▶ _Challenge 1_: Find every line in the records that contains the string "card" and copy each one out. Case counts.

▶ _Document passage_:

Jazzy Parr (born 4 February 2003) is an Australian kickboxer and boxer, fighting out of Boonchu Gym in Gold Coast, Queensland. She currently holds the Women's International Boxing Association  world flyweight title.

Early life
Parr was born and raised on the Gold Coast, Queensland where she attended Robina State High School throughout her teenage years. Her Australian father, John Wayne, is a 10-time Kickboxing and Muay Thai World Champion and her mother, Angela, is a naturalised Australian of Mexican American descent who is a 2-time Kickboxing World Champion. Jasmine was introduced to combat sports at a young age through her parents and famously competed in her first kickboxing fight at the age of 8. The decision to allow Parr to fight at a young age received national coverage and was met with mixed reactions. Subsequently, Parr decided to "retire" from fighting a year later after her second fight and focused on gymnastics instead. 

In 2015, at the age of 11, Parr returned to the ring after being inspired to follow in the footsteps of UFC Champion Ronda Rousey and stated her career goal was to be a Muay Thai fighter for a few years before transitioning into mixed martial arts and winning a UFC Championship. She began training in Brazilian jiu-jitsu at the age of 11 and won gold medals in the adult lightweight divisions of the 2020 South Pacific BJJ Championships as a 17-year-old.

▶ _Challenge 2_: Copy the Jazzy Parr biography above in full, word for word.

▶ _Supplied records_:

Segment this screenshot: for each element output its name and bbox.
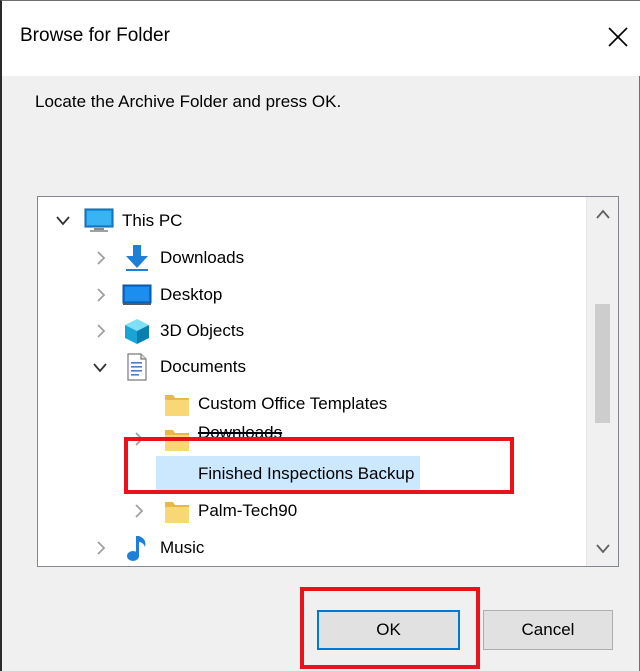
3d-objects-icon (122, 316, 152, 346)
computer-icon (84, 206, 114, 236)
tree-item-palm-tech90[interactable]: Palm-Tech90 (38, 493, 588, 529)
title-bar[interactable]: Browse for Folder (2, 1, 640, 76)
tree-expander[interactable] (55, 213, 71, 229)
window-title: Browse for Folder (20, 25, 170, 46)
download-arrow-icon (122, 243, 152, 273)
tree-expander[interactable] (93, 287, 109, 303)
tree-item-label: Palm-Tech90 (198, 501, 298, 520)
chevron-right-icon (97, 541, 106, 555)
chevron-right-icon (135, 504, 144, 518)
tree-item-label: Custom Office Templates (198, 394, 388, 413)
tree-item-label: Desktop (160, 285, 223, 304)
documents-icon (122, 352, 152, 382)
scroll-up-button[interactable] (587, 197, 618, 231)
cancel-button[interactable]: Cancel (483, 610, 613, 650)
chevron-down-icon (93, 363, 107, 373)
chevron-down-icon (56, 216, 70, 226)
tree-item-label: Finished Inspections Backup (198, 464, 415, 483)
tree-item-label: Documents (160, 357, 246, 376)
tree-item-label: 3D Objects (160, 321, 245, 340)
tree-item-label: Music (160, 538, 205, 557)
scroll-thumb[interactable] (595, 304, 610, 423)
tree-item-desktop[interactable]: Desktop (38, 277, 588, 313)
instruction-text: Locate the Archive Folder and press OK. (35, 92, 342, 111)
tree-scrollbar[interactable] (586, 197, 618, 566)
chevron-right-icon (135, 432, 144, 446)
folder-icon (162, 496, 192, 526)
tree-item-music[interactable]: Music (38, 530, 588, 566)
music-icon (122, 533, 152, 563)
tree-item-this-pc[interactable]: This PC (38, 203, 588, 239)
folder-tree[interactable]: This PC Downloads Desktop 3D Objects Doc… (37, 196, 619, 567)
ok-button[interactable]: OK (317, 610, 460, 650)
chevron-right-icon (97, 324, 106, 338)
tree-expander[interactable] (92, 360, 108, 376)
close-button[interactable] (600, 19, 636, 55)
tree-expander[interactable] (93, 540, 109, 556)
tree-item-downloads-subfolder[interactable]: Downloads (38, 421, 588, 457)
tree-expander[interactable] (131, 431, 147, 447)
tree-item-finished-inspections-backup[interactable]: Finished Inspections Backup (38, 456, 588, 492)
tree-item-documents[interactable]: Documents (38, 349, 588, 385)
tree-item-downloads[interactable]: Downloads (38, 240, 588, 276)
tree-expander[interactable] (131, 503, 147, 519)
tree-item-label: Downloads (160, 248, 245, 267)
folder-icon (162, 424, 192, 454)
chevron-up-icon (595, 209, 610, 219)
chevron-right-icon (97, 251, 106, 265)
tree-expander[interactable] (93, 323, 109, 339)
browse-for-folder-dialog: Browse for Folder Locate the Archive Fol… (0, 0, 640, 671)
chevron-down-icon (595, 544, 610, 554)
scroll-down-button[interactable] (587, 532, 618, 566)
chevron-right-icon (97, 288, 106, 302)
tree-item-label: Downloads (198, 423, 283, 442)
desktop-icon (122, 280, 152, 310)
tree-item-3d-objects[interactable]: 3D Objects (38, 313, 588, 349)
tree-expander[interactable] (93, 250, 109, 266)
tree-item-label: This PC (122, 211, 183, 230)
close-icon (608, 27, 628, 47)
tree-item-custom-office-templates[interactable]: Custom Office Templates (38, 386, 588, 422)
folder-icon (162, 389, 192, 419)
==
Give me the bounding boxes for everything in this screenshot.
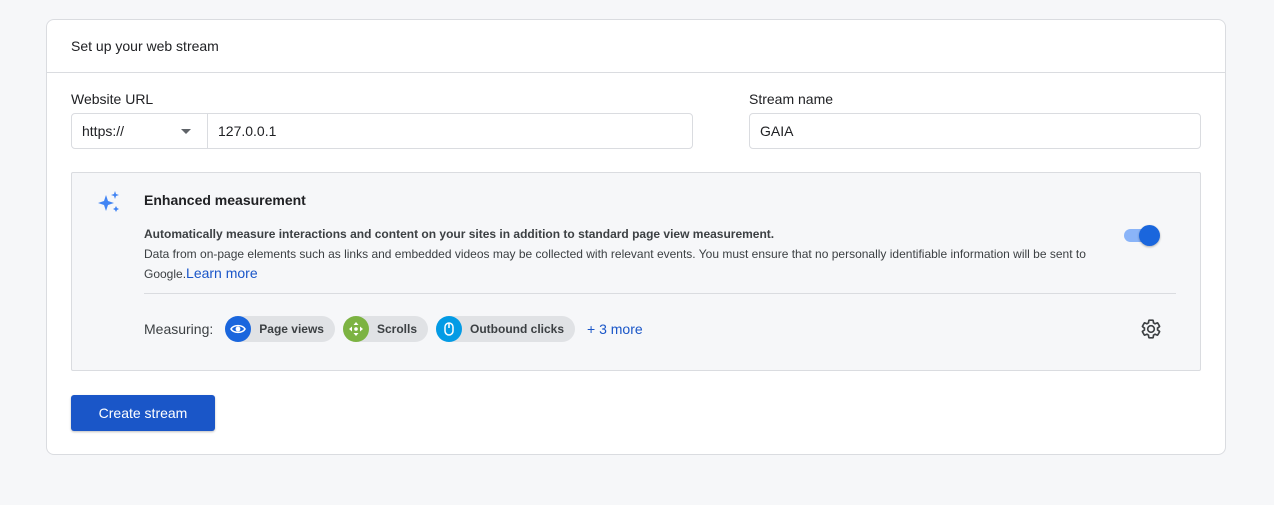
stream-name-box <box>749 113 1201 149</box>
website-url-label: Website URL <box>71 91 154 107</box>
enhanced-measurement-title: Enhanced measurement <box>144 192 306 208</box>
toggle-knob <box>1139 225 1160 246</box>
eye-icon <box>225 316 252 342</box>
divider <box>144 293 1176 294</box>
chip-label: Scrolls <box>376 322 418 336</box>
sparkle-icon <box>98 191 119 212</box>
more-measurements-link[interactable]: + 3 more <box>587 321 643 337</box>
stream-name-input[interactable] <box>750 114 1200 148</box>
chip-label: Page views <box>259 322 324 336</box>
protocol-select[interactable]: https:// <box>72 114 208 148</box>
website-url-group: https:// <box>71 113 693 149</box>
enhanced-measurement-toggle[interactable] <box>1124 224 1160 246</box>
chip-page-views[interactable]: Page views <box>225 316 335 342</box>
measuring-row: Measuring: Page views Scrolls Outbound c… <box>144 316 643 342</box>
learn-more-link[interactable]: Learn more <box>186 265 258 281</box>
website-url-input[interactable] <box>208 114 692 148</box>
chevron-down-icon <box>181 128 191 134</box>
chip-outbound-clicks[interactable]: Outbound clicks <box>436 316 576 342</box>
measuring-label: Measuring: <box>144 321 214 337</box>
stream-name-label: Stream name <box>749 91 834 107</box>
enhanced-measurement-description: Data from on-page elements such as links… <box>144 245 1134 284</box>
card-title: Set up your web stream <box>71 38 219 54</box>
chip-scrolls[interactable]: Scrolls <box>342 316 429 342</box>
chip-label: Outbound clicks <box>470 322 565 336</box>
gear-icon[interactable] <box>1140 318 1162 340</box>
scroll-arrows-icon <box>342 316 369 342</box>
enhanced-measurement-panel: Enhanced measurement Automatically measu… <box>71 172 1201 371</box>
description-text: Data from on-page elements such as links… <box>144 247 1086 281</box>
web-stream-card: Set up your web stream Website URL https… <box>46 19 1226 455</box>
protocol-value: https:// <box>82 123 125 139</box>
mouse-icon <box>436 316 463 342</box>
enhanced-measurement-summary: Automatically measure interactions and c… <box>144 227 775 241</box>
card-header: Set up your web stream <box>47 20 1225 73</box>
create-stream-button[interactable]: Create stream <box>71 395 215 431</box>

▶ _Complete output 1_:
card-title: Set up your web stream <box>71 38 219 54</box>
web-stream-card: Set up your web stream Website URL https… <box>46 19 1226 455</box>
card-header: Set up your web stream <box>47 20 1225 73</box>

▶ _Complete output 2_:
Jazzy Parr (born 4 February 2003) is an Australian kickboxer and boxer, fighting out of Boonchu Gym in Gold Coast, Queensland. She currently holds the Women's International Boxing Association  world flyweight title.

Early life
Parr was born and raised on the Gold Coast, Queensland where she attended Robina State High School throughout her teenage years. Her Australian father, John Wayne, is a 10-time Kickboxing and Muay Thai World Champion and her mother, Angela, is a naturalised Australian of Mexican American descent who is a 2-time Kickboxing World Champion. Jasmine was introduced to combat sports at a young age through her parents and famously competed in her first kickboxing fight at the age of 8. The decision to allow Parr to fight at a young age received national coverage and was met with mixed reactions. Subsequently, Parr decided to "retire" from fighting a year later after her second fight and focused on gymnastics instead. 

In 2015, at the age of 11, Parr returned to the ring after being inspired to follow in the footsteps of UFC Champion Ronda Rousey and stated her career goal was to be a Muay Thai fighter for a few years before transitioning into mixed martial arts and winning a UFC Championship. She began training in Brazilian jiu-jitsu at the age of 11 and won gold medals in the adult lightweight divisions of the 2020 South Pacific BJJ Championships as a 17-year-old.